DIRECTION: Please write the listing below out again exactly, leaving every picture behind.

+++ AVAILABLE DATA +++

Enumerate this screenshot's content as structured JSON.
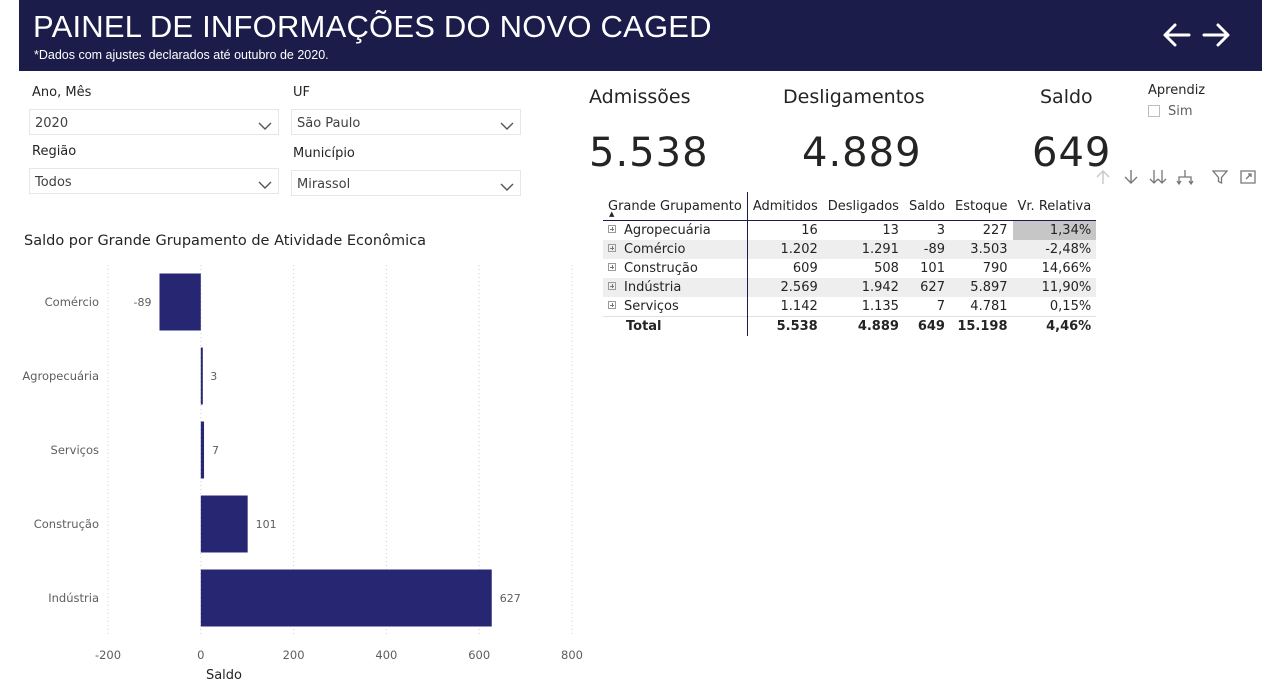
{
  "header": {
    "title": "PAINEL DE INFORMAÇÕES DO NOVO CAGED",
    "subtitle": "*Dados com ajustes declarados até outubro de 2020."
  },
  "nav": {
    "back_icon": "arrow-left-icon",
    "forward_icon": "arrow-right-icon",
    "color": "#ffffff"
  },
  "filters": {
    "ano_mes": {
      "label": "Ano, Mês",
      "value": "2020"
    },
    "uf": {
      "label": "UF",
      "value": "São Paulo"
    },
    "regiao": {
      "label": "Região",
      "value": "Todos"
    },
    "municipio": {
      "label": "Município",
      "value": "Mirassol"
    }
  },
  "kpis": {
    "admissoes": {
      "label": "Admissões",
      "value": "5.538"
    },
    "desligamentos": {
      "label": "Desligamentos",
      "value": "4.889"
    },
    "saldo": {
      "label": "Saldo",
      "value": "649"
    }
  },
  "aprendiz": {
    "title": "Aprendiz",
    "option": "Sim",
    "checked": false
  },
  "visual_header_icons": [
    "arrow-up-icon",
    "arrow-down-icon",
    "double-arrow-down-icon",
    "expand-hierarchy-icon",
    "filter-icon",
    "focus-mode-icon"
  ],
  "table": {
    "columns": [
      "Grande Grupamento",
      "Admitidos",
      "Desligados",
      "Saldo",
      "Estoque",
      "Vr. Relativa"
    ],
    "rows": [
      [
        "Agropecuária",
        "16",
        "13",
        "3",
        "227",
        "1,34%"
      ],
      [
        "Comércio",
        "1.202",
        "1.291",
        "-89",
        "3.503",
        "-2,48%"
      ],
      [
        "Construção",
        "609",
        "508",
        "101",
        "790",
        "14,66%"
      ],
      [
        "Indústria",
        "2.569",
        "1.942",
        "627",
        "5.897",
        "11,90%"
      ],
      [
        "Serviços",
        "1.142",
        "1.135",
        "7",
        "4.781",
        "0,15%"
      ]
    ],
    "total": [
      "Total",
      "5.538",
      "4.889",
      "649",
      "15.198",
      "4,46%"
    ]
  },
  "chart": {
    "title": "Saldo por Grande Grupamento de Atividade Econômica",
    "bar_color": "#262673"
  },
  "chart_data": {
    "type": "bar",
    "orientation": "horizontal",
    "categories": [
      "Comércio",
      "Agropecuária",
      "Serviços",
      "Construção",
      "Indústria"
    ],
    "values": [
      -89,
      3,
      7,
      101,
      627
    ],
    "data_labels": [
      "-89",
      "3",
      "7",
      "101",
      "627"
    ],
    "xlabel": "Saldo",
    "ylabel": "",
    "xlim": [
      -200,
      800
    ],
    "xticks": [
      -200,
      0,
      200,
      400,
      600,
      800
    ],
    "grid": "vertical-dotted"
  }
}
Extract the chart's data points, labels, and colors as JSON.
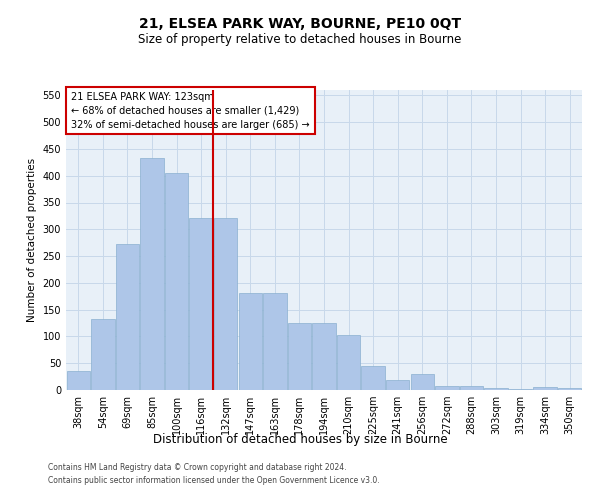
{
  "title": "21, ELSEA PARK WAY, BOURNE, PE10 0QT",
  "subtitle": "Size of property relative to detached houses in Bourne",
  "xlabel": "Distribution of detached houses by size in Bourne",
  "ylabel": "Number of detached properties",
  "footer1": "Contains HM Land Registry data © Crown copyright and database right 2024.",
  "footer2": "Contains public sector information licensed under the Open Government Licence v3.0.",
  "annotation_title": "21 ELSEA PARK WAY: 123sqm",
  "annotation_line1": "← 68% of detached houses are smaller (1,429)",
  "annotation_line2": "32% of semi-detached houses are larger (685) →",
  "bar_color": "#aec6e8",
  "bar_edge_color": "#8ab0d0",
  "vline_color": "#cc0000",
  "annotation_box_color": "#cc0000",
  "grid_color": "#c8d8ea",
  "bg_color": "#e8f0f8",
  "categories": [
    "38sqm",
    "54sqm",
    "69sqm",
    "85sqm",
    "100sqm",
    "116sqm",
    "132sqm",
    "147sqm",
    "163sqm",
    "178sqm",
    "194sqm",
    "210sqm",
    "225sqm",
    "241sqm",
    "256sqm",
    "272sqm",
    "288sqm",
    "303sqm",
    "319sqm",
    "334sqm",
    "350sqm"
  ],
  "values": [
    35,
    133,
    272,
    433,
    406,
    322,
    322,
    181,
    181,
    125,
    125,
    103,
    45,
    18,
    30,
    7,
    7,
    3,
    2,
    5,
    3
  ],
  "vline_x": 5.5,
  "ylim": [
    0,
    560
  ],
  "yticks": [
    0,
    50,
    100,
    150,
    200,
    250,
    300,
    350,
    400,
    450,
    500,
    550
  ],
  "title_fontsize": 10,
  "subtitle_fontsize": 8.5,
  "ylabel_fontsize": 7.5,
  "xlabel_fontsize": 8.5,
  "tick_fontsize": 7,
  "annotation_fontsize": 7,
  "footer_fontsize": 5.5
}
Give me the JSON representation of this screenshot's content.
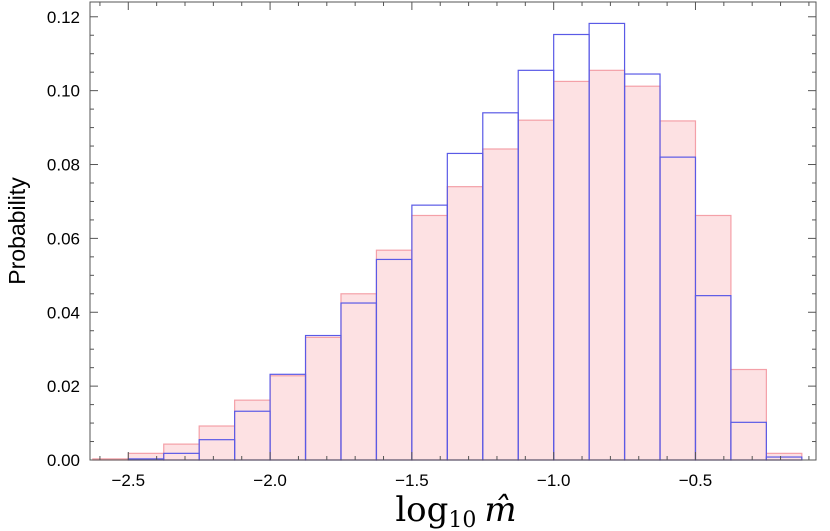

+++

IN RESPONSE:
Enumerate this screenshot's content as structured JSON.
{
  "header": {
    "title": "PAINEL DE INFORMAÇÕES DO NOVO CAGED",
    "subtitle": "*Dados com ajustes declarados até outubro de 2020."
  },
  "nav": {
    "back_icon": "arrow-left-icon",
    "forward_icon": "arrow-right-icon",
    "color": "#ffffff"
  },
  "filters": {
    "ano_mes": {
      "label": "Ano, Mês",
      "value": "2020"
    },
    "uf": {
      "label": "UF",
      "value": "São Paulo"
    },
    "regiao": {
      "label": "Região",
      "value": "Todos"
    },
    "municipio": {
      "label": "Município",
      "value": "Mirassol"
    }
  },
  "kpis": {
    "admissoes": {
      "label": "Admissões",
      "value": "5.538"
    },
    "desligamentos": {
      "label": "Desligamentos",
      "value": "4.889"
    },
    "saldo": {
      "label": "Saldo",
      "value": "649"
    }
  },
  "aprendiz": {
    "title": "Aprendiz",
    "option": "Sim",
    "checked": false
  },
  "visual_header_icons": [
    "arrow-up-icon",
    "arrow-down-icon",
    "double-arrow-down-icon",
    "expand-hierarchy-icon",
    "filter-icon",
    "focus-mode-icon"
  ],
  "table": {
    "columns": [
      "Grande Grupamento",
      "Admitidos",
      "Desligados",
      "Saldo",
      "Estoque",
      "Vr. Relativa"
    ],
    "rows": [
      [
        "Agropecuária",
        "16",
        "13",
        "3",
        "227",
        "1,34%"
      ],
      [
        "Comércio",
        "1.202",
        "1.291",
        "-89",
        "3.503",
        "-2,48%"
      ],
      [
        "Construção",
        "609",
        "508",
        "101",
        "790",
        "14,66%"
      ],
      [
        "Indústria",
        "2.569",
        "1.942",
        "627",
        "5.897",
        "11,90%"
      ],
      [
        "Serviços",
        "1.142",
        "1.135",
        "7",
        "4.781",
        "0,15%"
      ]
    ],
    "total": [
      "Total",
      "5.538",
      "4.889",
      "649",
      "15.198",
      "4,46%"
    ]
  },
  "chart": {
    "title": "Saldo por Grande Grupamento de Atividade Econômica",
    "bar_color": "#262673"
  },
  "chart_data": {
    "type": "bar",
    "orientation": "horizontal",
    "categories": [
      "Comércio",
      "Agropecuária",
      "Serviços",
      "Construção",
      "Indústria"
    ],
    "values": [
      -89,
      3,
      7,
      101,
      627
    ],
    "data_labels": [
      "-89",
      "3",
      "7",
      "101",
      "627"
    ],
    "xlabel": "Saldo",
    "ylabel": "",
    "xlim": [
      -200,
      800
    ],
    "xticks": [
      -200,
      0,
      200,
      400,
      600,
      800
    ],
    "grid": "vertical-dotted"
  }
}
Extract the chart's data points, labels, and colors as JSON.
{
  "title": "21, ELSEA PARK WAY, BOURNE, PE10 0QT",
  "subtitle": "Size of property relative to detached houses in Bourne",
  "xlabel": "Distribution of detached houses by size in Bourne",
  "ylabel": "Number of detached properties",
  "footer1": "Contains HM Land Registry data © Crown copyright and database right 2024.",
  "footer2": "Contains public sector information licensed under the Open Government Licence v3.0.",
  "annotation_title": "21 ELSEA PARK WAY: 123sqm",
  "annotation_line1": "← 68% of detached houses are smaller (1,429)",
  "annotation_line2": "32% of semi-detached houses are larger (685) →",
  "bar_color": "#aec6e8",
  "bar_edge_color": "#8ab0d0",
  "vline_color": "#cc0000",
  "annotation_box_color": "#cc0000",
  "grid_color": "#c8d8ea",
  "bg_color": "#e8f0f8",
  "categories": [
    "38sqm",
    "54sqm",
    "69sqm",
    "85sqm",
    "100sqm",
    "116sqm",
    "132sqm",
    "147sqm",
    "163sqm",
    "178sqm",
    "194sqm",
    "210sqm",
    "225sqm",
    "241sqm",
    "256sqm",
    "272sqm",
    "288sqm",
    "303sqm",
    "319sqm",
    "334sqm",
    "350sqm"
  ],
  "values": [
    35,
    133,
    272,
    433,
    406,
    322,
    322,
    181,
    181,
    125,
    125,
    103,
    45,
    18,
    30,
    7,
    7,
    3,
    2,
    5,
    3
  ],
  "vline_x": 5.5,
  "ylim": [
    0,
    560
  ],
  "yticks": [
    0,
    50,
    100,
    150,
    200,
    250,
    300,
    350,
    400,
    450,
    500,
    550
  ],
  "title_fontsize": 10,
  "subtitle_fontsize": 8.5,
  "ylabel_fontsize": 7.5,
  "xlabel_fontsize": 8.5,
  "tick_fontsize": 7,
  "annotation_fontsize": 7,
  "footer_fontsize": 5.5
}
Give me the JSON representation of this screenshot's content.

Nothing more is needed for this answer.